◆ RECORDS FOR THIS TASK:
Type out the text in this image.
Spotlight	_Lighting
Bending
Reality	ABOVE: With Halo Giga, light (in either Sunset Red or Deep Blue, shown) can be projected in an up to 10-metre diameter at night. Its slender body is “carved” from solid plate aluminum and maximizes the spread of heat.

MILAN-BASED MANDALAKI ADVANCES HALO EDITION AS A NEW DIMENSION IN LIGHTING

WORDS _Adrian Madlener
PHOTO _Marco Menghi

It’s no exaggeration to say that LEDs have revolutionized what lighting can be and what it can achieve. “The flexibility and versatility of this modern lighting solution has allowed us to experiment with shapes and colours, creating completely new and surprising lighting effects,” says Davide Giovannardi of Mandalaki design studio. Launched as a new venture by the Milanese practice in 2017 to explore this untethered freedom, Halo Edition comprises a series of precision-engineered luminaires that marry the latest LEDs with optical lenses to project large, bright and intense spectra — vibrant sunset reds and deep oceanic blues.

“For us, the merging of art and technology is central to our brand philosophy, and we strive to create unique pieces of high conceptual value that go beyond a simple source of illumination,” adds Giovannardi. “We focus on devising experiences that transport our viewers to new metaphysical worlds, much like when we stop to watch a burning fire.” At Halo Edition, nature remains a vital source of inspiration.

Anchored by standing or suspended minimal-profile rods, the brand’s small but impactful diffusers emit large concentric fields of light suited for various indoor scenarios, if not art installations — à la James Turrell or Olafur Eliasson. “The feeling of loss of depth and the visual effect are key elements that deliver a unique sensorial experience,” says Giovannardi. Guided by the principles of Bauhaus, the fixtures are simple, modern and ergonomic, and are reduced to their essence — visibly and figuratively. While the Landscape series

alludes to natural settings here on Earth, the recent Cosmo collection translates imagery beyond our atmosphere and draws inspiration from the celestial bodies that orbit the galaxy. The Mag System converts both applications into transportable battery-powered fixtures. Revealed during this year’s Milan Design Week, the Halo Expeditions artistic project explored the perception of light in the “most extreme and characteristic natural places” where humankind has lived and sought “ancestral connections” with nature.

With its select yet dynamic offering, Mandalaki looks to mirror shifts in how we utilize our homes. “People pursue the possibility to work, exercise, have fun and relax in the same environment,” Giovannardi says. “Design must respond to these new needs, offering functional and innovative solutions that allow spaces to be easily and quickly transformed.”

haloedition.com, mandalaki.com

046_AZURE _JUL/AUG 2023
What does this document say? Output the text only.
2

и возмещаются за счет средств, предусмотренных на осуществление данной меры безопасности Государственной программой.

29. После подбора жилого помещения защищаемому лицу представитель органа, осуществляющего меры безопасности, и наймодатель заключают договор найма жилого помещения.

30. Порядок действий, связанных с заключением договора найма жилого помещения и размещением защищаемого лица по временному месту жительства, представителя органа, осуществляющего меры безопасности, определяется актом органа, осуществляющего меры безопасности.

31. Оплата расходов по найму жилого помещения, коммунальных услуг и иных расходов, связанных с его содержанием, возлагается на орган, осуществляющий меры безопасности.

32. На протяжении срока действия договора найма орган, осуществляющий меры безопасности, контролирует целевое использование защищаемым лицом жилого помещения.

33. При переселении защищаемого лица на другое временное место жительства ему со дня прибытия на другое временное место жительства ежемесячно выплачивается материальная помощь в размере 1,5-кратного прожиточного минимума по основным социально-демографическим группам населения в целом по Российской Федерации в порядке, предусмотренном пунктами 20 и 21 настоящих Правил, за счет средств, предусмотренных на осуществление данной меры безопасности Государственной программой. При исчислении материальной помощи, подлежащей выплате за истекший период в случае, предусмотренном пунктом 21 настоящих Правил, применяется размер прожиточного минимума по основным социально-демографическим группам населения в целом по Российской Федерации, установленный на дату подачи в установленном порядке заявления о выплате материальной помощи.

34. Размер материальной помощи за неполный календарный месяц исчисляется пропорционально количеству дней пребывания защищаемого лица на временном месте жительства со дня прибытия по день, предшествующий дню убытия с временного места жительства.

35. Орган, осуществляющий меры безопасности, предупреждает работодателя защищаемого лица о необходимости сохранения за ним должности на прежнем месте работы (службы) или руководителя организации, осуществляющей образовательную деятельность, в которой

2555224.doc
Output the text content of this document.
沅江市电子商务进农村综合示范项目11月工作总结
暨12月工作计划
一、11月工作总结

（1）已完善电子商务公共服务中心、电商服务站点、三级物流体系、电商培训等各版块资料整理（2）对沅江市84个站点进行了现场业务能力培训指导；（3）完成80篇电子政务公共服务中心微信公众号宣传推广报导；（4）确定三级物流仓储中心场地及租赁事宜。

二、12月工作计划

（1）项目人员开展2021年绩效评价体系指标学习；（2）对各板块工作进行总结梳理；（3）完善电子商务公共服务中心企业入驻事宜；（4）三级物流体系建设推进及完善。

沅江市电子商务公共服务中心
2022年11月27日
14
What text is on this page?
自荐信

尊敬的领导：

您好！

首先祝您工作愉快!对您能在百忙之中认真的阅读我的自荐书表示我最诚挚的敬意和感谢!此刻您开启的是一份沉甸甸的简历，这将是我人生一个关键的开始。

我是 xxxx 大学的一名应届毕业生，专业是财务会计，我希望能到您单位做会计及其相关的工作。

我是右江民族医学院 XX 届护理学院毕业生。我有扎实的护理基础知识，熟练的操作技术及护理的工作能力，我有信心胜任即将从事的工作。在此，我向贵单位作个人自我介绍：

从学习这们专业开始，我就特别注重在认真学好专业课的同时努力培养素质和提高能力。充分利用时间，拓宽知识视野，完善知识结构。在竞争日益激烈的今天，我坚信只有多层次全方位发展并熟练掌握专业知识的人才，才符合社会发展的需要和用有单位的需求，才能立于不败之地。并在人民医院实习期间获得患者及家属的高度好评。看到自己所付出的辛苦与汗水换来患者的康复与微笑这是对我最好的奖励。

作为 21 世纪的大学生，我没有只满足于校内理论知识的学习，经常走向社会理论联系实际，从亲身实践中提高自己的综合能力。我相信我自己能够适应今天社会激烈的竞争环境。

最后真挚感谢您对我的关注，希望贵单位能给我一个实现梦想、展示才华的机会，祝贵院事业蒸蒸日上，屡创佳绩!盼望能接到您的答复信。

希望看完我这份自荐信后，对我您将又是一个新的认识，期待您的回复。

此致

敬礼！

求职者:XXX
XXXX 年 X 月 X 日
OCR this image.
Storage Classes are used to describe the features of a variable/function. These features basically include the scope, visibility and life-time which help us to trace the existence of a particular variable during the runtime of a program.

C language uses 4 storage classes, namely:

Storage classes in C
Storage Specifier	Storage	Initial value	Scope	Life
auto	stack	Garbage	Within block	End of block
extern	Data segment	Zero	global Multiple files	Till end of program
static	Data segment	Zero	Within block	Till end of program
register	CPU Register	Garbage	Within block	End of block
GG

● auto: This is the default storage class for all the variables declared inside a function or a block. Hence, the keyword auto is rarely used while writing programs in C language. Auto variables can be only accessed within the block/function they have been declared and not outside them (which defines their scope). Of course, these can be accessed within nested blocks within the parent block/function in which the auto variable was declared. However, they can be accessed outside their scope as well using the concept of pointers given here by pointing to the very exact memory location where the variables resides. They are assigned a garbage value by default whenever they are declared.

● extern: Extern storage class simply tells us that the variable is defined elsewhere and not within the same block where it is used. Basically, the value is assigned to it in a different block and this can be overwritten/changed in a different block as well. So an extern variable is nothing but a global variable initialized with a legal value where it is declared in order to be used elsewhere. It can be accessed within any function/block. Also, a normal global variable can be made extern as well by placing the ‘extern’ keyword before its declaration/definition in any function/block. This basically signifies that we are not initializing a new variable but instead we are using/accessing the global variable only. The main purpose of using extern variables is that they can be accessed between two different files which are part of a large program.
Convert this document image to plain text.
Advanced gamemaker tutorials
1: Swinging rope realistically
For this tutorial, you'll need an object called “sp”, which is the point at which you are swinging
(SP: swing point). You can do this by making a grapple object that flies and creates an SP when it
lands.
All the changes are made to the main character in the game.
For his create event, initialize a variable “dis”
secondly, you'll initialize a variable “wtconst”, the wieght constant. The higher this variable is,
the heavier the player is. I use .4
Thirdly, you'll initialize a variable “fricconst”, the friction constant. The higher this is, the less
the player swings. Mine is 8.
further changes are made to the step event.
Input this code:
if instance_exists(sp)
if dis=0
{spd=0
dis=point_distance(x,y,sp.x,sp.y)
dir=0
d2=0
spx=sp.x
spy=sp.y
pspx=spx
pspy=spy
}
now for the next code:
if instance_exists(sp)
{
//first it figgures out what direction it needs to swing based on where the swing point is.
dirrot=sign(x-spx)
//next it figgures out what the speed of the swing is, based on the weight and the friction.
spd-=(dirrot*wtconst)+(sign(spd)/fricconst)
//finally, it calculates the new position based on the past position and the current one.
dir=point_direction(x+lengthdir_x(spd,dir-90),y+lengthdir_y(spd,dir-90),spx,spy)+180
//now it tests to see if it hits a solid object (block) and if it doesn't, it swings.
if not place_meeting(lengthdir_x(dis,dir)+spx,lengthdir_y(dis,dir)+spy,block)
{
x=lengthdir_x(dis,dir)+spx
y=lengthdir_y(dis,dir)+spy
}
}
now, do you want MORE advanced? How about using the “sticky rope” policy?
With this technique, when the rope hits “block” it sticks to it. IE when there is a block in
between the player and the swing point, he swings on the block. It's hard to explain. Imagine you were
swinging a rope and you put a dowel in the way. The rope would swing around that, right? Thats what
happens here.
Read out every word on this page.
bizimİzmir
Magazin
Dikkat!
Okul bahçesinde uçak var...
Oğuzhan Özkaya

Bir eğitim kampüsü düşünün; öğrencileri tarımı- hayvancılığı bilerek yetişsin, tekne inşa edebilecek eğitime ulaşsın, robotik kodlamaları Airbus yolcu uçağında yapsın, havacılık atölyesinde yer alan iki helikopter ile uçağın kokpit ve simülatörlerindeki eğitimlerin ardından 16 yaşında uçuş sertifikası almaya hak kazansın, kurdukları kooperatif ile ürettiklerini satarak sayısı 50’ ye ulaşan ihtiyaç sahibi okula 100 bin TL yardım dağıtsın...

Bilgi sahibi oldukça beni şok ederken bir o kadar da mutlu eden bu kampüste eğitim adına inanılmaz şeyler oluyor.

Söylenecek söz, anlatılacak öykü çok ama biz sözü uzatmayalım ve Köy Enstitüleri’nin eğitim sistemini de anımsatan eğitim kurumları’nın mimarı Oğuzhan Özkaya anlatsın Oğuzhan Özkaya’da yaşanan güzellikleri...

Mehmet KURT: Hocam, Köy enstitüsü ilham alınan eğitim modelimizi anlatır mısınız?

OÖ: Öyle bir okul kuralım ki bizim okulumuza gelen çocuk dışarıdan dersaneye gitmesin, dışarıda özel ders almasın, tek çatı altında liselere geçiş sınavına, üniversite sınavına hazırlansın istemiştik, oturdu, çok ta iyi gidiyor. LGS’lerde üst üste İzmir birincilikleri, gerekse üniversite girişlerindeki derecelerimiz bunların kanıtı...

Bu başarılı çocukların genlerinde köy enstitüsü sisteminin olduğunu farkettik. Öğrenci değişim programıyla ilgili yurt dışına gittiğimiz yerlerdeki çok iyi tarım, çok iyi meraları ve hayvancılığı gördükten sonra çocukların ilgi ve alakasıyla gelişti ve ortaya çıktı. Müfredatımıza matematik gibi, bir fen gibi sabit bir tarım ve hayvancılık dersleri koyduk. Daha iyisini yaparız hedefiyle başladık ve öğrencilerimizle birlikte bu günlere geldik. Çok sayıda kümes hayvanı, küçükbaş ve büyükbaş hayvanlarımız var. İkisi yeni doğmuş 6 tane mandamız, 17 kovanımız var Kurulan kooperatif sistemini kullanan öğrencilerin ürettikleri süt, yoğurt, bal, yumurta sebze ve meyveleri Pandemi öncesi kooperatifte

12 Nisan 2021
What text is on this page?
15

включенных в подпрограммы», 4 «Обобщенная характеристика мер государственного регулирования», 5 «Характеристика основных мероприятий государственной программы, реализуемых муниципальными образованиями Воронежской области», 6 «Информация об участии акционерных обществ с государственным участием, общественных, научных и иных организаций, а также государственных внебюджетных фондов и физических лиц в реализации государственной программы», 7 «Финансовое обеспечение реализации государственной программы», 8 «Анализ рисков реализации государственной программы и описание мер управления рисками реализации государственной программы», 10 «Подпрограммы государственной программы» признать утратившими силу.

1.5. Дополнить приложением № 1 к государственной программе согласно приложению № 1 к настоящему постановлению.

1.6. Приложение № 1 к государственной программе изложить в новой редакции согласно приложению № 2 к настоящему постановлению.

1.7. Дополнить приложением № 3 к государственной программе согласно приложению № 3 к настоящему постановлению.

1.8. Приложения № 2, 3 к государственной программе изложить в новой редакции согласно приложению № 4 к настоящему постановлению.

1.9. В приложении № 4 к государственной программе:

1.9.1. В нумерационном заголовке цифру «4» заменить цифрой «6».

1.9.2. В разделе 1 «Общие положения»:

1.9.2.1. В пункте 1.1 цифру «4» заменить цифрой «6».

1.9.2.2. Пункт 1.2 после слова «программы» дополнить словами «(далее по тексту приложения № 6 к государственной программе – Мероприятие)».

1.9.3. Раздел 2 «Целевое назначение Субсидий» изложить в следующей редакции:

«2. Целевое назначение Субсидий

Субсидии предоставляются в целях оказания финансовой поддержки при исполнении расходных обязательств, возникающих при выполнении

◆ EXERCISE: Going through the entries above line by line, work out how many lines include the word "fricconst". Only the number is required.

◆ WRITTEN REPLY: 2